> TEXT SHOWN
━━━━━━━━━━━━━━━━━━━━━━━━━━━━━━

1.
IN THE BOA’S GAZE
On Saturday, 12 March 1938, the Czechoslovak ambassador in London, Jan Masaryk, called on Lord Halifax, who had recently been appointed foreign secretary. The situation was urgent: as they met, German troops were marching through Austrian territory and toward Vienna. Hitler had finally launched the Anschluss, his long-planned annexation of Germany’s smaller Alpine neighbor, and in the night his armies had crashed through the German–Austrian border. The European chancelleries were yet to react, and it remained unclear what ramifications the attack might have. That these involved Czechoslovakia, whether as participant in a hypothetical intervention, merely as an interested observer of what went on beyond its southern frontier, or as the target of a further German advance, was not in doubt. Masaryk was concerned that this was only a first step. His hope was to convince his interlocutor to deal with Hitler firmly and ward off any attempts against his own country.
Halifax: “I have learnt a lot in the last few days, but I don’t want to give up all hope that one day a dialogue will be possible with the Germans.”
Masaryk: “Once they rule Europe, then yes—until then, only an armed dialogue is possible.”
—You think so?
—I am convinced of it.
—I am new to the job. I only perceived it from a distance before, and even when I went to Berchtesgaden, I did not realize how complicated the situation was, as I do now. I understand, though, that Goering has assured Mastný [the Czechoslovak ambassador in Berlin] that they are not planning anything against Czechoslovakia. What value do you ascribe to that?
—It is momentarily true. Even the boa constrictor, when it has eaten, needs a few weeks of digestion, and today’s feast is worthy of Lucullus.

━━━━━━━━━━━━━━━━━━━━━━━━━━━━━━

> TASK LIST
A. Answer these questions from the passage on the Anschluss:
(i) On what date did Masaryk call on Halifax?
(ii) Who was the Czechoslovak ambassador in Berlin?
(iii) To what animal does Masaryk compare Germany after a meal?
B. Extend the passage on the Anschluss, picking up after its final sentence.
The material that follows is separate from the passage on the Anschluss.

> LISTED ENTRIES
━━━━━━━━━━━━━━━━━━━━━━━━━━━━━━

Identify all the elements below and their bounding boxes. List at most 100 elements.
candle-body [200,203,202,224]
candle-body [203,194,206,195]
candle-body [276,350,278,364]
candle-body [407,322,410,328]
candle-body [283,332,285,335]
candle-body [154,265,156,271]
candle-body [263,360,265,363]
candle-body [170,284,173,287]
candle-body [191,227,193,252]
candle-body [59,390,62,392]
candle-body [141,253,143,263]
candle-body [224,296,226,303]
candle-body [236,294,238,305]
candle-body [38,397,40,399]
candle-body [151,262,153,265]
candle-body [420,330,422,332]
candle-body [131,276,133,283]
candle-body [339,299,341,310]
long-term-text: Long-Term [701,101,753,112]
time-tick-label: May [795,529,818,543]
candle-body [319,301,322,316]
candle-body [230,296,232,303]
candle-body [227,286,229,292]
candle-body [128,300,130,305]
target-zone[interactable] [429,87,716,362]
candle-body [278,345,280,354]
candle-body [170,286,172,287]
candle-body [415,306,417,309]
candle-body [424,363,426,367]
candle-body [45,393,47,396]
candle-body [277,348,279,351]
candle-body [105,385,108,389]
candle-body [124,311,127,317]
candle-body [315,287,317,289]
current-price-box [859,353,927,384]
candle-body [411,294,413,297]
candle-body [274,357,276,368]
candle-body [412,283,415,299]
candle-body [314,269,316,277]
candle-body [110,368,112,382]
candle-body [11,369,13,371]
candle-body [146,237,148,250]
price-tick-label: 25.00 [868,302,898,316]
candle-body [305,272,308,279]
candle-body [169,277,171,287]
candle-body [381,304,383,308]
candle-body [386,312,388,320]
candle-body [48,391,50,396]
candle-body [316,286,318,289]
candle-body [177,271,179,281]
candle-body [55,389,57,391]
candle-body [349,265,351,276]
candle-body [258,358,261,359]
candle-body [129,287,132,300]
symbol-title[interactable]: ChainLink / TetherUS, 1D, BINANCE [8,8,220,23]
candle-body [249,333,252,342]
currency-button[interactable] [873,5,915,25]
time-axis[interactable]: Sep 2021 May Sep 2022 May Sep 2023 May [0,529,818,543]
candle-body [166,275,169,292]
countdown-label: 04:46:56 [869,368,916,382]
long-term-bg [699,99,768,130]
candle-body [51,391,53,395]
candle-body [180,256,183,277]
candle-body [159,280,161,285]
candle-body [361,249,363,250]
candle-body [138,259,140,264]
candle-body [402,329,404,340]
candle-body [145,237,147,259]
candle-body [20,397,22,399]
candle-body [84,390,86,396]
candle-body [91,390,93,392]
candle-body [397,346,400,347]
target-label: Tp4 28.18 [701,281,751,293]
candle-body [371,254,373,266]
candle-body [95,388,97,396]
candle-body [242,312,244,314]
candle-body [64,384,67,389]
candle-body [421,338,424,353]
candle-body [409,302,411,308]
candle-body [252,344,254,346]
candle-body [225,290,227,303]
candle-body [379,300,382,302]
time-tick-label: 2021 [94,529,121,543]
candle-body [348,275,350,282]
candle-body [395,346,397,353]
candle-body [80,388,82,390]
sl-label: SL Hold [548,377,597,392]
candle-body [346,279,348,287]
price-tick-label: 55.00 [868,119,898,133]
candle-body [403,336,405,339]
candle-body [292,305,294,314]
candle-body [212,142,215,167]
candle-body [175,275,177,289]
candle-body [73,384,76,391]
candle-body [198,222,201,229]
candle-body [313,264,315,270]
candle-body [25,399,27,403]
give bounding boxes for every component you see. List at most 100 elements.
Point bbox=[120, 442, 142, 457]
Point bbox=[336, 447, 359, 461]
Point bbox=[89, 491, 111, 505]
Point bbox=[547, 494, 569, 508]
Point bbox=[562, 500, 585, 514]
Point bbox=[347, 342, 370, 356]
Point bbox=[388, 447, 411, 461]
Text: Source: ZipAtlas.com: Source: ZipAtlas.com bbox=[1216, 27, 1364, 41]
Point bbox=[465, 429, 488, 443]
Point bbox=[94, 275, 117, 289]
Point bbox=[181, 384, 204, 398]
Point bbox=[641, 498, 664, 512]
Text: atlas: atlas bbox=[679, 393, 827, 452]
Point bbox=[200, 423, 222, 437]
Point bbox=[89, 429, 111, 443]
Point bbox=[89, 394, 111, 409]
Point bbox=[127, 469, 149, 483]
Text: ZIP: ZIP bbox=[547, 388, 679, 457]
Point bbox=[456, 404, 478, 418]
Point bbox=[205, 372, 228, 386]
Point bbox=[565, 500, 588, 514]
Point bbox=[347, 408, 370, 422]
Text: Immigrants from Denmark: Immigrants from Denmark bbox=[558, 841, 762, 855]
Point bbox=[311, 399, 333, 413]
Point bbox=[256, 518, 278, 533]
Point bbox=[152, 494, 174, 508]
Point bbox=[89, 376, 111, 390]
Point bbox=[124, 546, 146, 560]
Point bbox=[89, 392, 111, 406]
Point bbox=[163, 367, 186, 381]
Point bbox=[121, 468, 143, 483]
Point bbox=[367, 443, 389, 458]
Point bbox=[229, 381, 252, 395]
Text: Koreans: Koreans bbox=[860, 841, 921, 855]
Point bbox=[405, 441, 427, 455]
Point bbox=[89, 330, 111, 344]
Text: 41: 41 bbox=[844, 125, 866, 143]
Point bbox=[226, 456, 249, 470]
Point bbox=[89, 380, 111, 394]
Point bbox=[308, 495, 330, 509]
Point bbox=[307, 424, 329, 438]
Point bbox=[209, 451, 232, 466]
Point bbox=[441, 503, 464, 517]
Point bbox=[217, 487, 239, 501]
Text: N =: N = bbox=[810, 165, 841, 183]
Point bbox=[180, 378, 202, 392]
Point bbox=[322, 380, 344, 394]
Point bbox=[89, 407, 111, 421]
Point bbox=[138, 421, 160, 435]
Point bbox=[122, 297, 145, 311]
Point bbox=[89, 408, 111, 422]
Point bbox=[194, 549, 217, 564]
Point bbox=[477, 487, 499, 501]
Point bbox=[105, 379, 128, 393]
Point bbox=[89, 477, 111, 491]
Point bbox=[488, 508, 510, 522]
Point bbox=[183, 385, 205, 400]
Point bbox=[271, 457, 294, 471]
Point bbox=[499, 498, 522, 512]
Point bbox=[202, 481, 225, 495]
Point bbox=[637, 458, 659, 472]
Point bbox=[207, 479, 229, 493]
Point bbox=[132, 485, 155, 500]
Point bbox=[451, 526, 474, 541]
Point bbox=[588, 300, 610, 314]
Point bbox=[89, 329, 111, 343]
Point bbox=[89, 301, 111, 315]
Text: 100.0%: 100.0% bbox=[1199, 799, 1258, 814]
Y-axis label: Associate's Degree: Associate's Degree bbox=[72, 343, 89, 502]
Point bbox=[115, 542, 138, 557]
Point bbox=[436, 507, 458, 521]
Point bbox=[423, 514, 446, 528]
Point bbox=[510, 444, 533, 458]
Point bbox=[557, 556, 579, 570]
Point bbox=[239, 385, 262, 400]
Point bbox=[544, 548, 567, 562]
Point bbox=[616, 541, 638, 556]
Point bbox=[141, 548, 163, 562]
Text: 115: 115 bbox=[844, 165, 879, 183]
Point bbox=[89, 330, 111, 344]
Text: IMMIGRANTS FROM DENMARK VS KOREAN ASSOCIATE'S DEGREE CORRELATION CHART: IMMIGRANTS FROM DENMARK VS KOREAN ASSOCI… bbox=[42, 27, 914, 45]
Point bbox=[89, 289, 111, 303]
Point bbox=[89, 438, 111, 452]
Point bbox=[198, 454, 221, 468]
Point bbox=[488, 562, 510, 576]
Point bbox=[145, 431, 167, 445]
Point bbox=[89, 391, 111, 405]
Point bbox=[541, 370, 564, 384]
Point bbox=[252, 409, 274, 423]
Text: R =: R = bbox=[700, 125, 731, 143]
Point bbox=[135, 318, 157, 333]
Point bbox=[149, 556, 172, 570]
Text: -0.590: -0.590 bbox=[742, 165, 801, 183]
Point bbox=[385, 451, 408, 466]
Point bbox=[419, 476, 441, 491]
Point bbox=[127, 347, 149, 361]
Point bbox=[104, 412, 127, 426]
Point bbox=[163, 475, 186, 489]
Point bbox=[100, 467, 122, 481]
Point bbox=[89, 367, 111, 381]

━━━━━━━━━━━━━━━━━━━━━━━━━━━━━━

> RESULTS
A.
(i) Saturday, 12 March 1938.
(ii) Mastný.
(iii) The boa constrictor.

B.
—You are probably right. You said you need some gesture of moral support. I would very much like to help you, but I don’t know what I can do.
Halifax was a conservative peer, Eton-and Oxford-educated, whose long political career had taken in various ministerial posts but whose only overseas stint had been as viceroy of India. He owed his elevation to the desire of his prime minister, Neville Chamberlain, to retain a more direct line of control over foreign policy. His predecessor as foreign secretary, Anthony Eden, had resigned a month before under a cloud, creating a vacancy for a less experienced and therefore more amenable candidate to the post.
Masaryk embodied his small nation’s twentieth-century tribulations. The son of Tomáš Garrigue Masaryk, a founding figure of the republic, Jan had been a headstrong youth. Before the First World War, he had emigrated to the United States, leading a penniless existence. On his return he was drafted into the Habsburg armies, where he rose to the rank of lieutenant and earned a medal of valor. After the Great War, with his father now president of a new Czechoslovakia, Masaryk embarked with fresh energy on a diplomatic career. Thanks to his adventures in the US and a brief marriage to an American woman, he boasted a “fantastic command of any and all shades of the English language; of nuance and argot and profanity and slang in either British or American idiom.” Sometimes nicknamed the “Playboy of the Western World,” he could be at once charming, restless, and plainspoken. It is perhaps this last trait that was most apt to appeal to the hesitant but austere, high-Anglican British lord who was his interlocutor.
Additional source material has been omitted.